> **Supplied records**

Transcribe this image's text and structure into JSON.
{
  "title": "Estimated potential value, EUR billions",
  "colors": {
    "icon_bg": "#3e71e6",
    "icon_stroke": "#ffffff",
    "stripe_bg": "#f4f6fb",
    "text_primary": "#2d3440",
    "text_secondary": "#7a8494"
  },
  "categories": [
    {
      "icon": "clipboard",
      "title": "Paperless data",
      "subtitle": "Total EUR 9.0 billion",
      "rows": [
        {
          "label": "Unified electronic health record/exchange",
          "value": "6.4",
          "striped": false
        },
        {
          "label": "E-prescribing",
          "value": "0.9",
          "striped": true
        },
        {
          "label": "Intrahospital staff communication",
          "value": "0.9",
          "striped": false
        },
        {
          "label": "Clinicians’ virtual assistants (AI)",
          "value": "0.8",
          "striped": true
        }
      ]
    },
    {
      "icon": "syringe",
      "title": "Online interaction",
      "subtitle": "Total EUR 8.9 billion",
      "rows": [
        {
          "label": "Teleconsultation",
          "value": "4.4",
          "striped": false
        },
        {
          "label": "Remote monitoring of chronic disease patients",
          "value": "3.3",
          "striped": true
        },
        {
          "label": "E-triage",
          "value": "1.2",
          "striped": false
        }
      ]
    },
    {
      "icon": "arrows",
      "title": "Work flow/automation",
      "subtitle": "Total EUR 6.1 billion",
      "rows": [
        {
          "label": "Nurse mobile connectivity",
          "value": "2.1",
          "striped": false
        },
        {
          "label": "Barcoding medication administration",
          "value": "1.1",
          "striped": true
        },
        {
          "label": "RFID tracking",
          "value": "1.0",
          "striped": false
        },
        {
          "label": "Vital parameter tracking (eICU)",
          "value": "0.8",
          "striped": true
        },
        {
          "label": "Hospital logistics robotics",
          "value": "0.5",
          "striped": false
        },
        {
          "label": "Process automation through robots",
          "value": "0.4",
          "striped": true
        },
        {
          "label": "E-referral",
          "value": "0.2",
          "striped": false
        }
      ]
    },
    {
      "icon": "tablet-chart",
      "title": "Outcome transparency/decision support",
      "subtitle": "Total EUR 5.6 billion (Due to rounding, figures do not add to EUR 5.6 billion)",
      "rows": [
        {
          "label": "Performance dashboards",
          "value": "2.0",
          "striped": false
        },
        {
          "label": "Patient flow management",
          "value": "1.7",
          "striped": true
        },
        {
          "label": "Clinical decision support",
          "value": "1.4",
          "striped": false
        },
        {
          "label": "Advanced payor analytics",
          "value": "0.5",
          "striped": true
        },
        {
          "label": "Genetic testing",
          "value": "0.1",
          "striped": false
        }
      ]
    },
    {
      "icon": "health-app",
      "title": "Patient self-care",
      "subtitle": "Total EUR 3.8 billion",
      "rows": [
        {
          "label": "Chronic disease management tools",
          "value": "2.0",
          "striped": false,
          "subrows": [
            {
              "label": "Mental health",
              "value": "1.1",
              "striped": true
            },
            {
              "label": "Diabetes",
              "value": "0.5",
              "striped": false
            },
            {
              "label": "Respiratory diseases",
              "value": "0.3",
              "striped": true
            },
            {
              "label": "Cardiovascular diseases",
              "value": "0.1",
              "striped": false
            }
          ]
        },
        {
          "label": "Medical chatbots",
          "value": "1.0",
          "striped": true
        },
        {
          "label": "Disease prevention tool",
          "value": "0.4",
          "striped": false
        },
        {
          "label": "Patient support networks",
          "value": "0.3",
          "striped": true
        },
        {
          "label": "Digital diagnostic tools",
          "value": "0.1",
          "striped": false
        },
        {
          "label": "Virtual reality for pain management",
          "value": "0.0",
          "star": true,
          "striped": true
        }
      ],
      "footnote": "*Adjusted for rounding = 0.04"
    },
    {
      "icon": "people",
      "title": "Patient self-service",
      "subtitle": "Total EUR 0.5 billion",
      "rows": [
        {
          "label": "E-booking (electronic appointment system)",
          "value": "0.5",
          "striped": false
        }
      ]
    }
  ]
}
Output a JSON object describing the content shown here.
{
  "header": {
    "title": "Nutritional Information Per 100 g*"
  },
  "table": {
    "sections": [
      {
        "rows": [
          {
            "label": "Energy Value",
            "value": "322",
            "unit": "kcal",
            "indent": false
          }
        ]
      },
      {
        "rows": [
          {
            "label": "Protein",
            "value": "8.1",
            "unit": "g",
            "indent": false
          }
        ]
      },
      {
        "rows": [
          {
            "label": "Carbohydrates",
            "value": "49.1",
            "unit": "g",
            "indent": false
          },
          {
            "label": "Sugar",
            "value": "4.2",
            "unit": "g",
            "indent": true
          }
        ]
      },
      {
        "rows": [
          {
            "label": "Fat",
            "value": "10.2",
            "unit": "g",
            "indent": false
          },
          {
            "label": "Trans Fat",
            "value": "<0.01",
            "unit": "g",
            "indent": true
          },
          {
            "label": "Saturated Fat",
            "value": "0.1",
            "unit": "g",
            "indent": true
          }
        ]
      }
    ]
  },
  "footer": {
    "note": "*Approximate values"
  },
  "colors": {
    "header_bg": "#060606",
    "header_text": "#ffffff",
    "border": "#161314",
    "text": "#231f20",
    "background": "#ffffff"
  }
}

> **Required work**
The count of lines in the records above holding the word "JSON" should be reported as a number, with nothing added.

> **Final answer**
2